Task statement => Pick out every line in the data below that holds "Dados".

Material supplied =>

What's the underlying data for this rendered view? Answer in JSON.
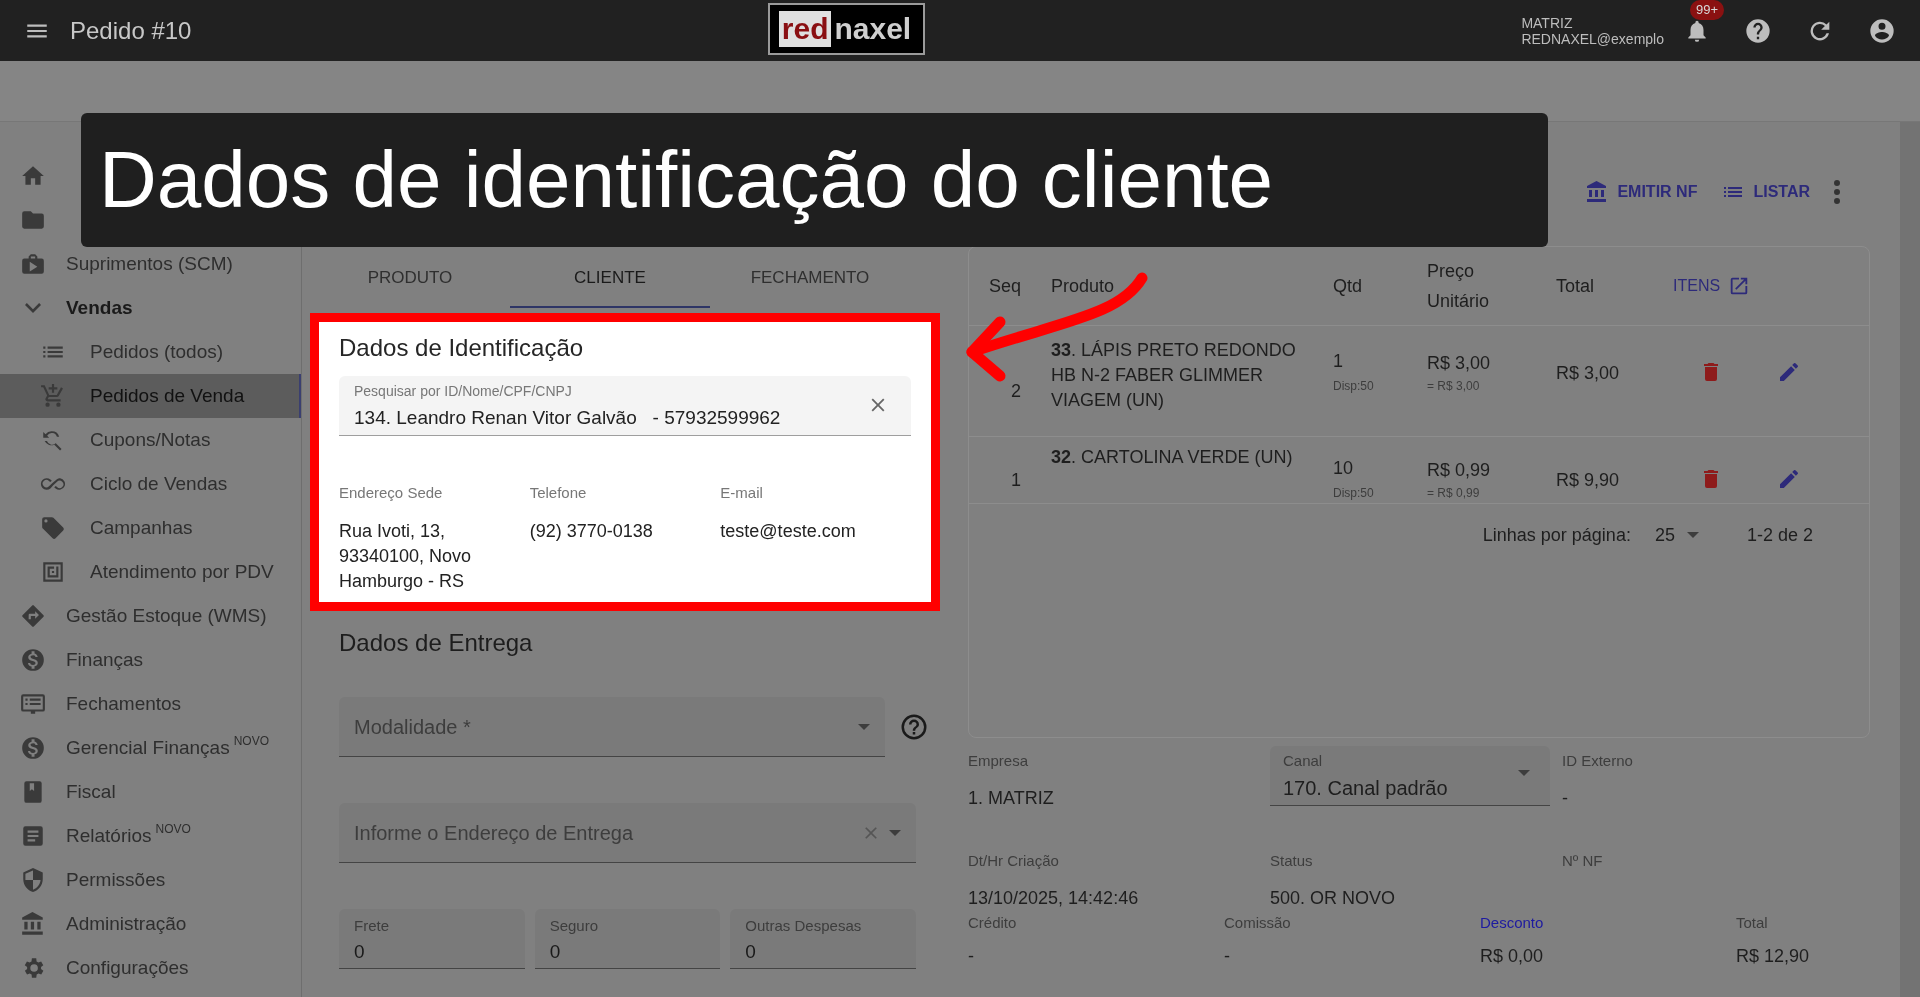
{
  "topbar": {
    "title": "Pedido #10",
    "logo": [
      "red",
      "naxel"
    ],
    "company": "MATRIZ",
    "user": "REDNAXEL@exemplo",
    "notifications": "99+"
  },
  "caption": "Dados de identificação do cliente",
  "sidebar": {
    "items": [
      {
        "label": "Suprimentos (SCM)"
      },
      {
        "label": "Vendas",
        "expanded": true,
        "children": [
          {
            "label": "Pedidos (todos)",
            "selected": false
          },
          {
            "label": "Pedidos de Venda",
            "selected": true
          },
          {
            "label": "Cupons/Notas",
            "selected": false
          },
          {
            "label": "Ciclo de Vendas",
            "selected": false
          },
          {
            "label": "Campanhas",
            "selected": false
          },
          {
            "label": "Atendimento por PDV",
            "selected": false
          }
        ]
      },
      {
        "label": "Gestão Estoque (WMS)"
      },
      {
        "label": "Finanças"
      },
      {
        "label": "Fechamentos"
      },
      {
        "label": "Gerencial Finanças",
        "badge": "NOVO"
      },
      {
        "label": "Fiscal"
      },
      {
        "label": "Relatórios",
        "badge": "NOVO"
      },
      {
        "label": "Permissões"
      },
      {
        "label": "Administração"
      },
      {
        "label": "Configurações"
      }
    ]
  },
  "toolbar": [
    "EMITIR NF",
    "LISTAR"
  ],
  "tabs": [
    {
      "label": "PRODUTO",
      "selected": false
    },
    {
      "label": "CLIENTE",
      "selected": true
    },
    {
      "label": "FECHAMENTO",
      "selected": false
    }
  ],
  "identification": {
    "title": "Dados de Identificação",
    "search": {
      "label": "Pesquisar por ID/Nome/CPF/CNPJ",
      "value": "134. Leandro Renan Vitor Galvão   - 57932599962"
    },
    "info": [
      {
        "label": "Endereço Sede",
        "value": "Rua Ivoti, 13, 93340100, Novo Hamburgo - RS"
      },
      {
        "label": "Telefone",
        "value": "(92) 3770-0138"
      },
      {
        "label": "E-mail",
        "value": "teste@teste.com"
      }
    ]
  },
  "delivery": {
    "title": "Dados de Entrega",
    "modality": {
      "placeholder": "Modalidade *"
    },
    "address": {
      "placeholder": "Informe o Endereço de Entrega"
    },
    "costs": [
      {
        "label": "Frete",
        "value": "0"
      },
      {
        "label": "Seguro",
        "value": "0"
      },
      {
        "label": "Outras Despesas",
        "value": "0"
      }
    ]
  },
  "table": {
    "columns": [
      "Seq",
      "Produto",
      "Qtd",
      "Preço Unitário",
      "Total"
    ],
    "items_link": "ITENS",
    "rows": [
      {
        "seq": "2",
        "product": "**33**. LÁPIS PRETO REDONDO HB N-2 FABER GLIMMER VIAGEM (UN)",
        "qty": "1",
        "stock": "Disp:50",
        "price": "R$ 3,00",
        "price_note": "= R$ 3,00",
        "total": "R$ 3,00"
      },
      {
        "seq": "1",
        "product": "**32**. CARTOLINA VERDE (UN)",
        "qty": "10",
        "stock": "Disp:50",
        "price": "R$ 0,99",
        "price_note": "= R$ 0,99",
        "total": "R$ 9,90"
      }
    ],
    "pagination": {
      "label": "Linhas por página:",
      "per_page": "25",
      "range": "1-2 de 2"
    }
  },
  "summary": [
    {
      "kind": "plain",
      "label": "Empresa",
      "value": "1. MATRIZ"
    },
    {
      "kind": "select",
      "label": "Canal",
      "value": "170. Canal padrão"
    },
    {
      "kind": "plain",
      "label": "ID Externo",
      "value": "-"
    },
    {
      "kind": "plain",
      "label": "Dt/Hr Criação",
      "value": "13/10/2025, 14:42:46"
    },
    {
      "kind": "plain",
      "label": "Status",
      "value": "500. OR NOVO"
    },
    {
      "kind": "plain",
      "label": "Nº NF"
    }
  ],
  "totals": [
    {
      "kind": "plain",
      "label": "Crédito",
      "value": "-"
    },
    {
      "kind": "plain",
      "label": "Comissão",
      "value": "-"
    },
    {
      "kind": "link",
      "label": "Desconto",
      "value": "R$ 0,00"
    },
    {
      "kind": "plain",
      "label": "Total",
      "value": "R$ 12,90"
    }
  ]
}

Written answer =>
  "caption": "Dados de identificação do cliente",
    "title": "Dados de Identificação",
    "title": "Dados de Entrega",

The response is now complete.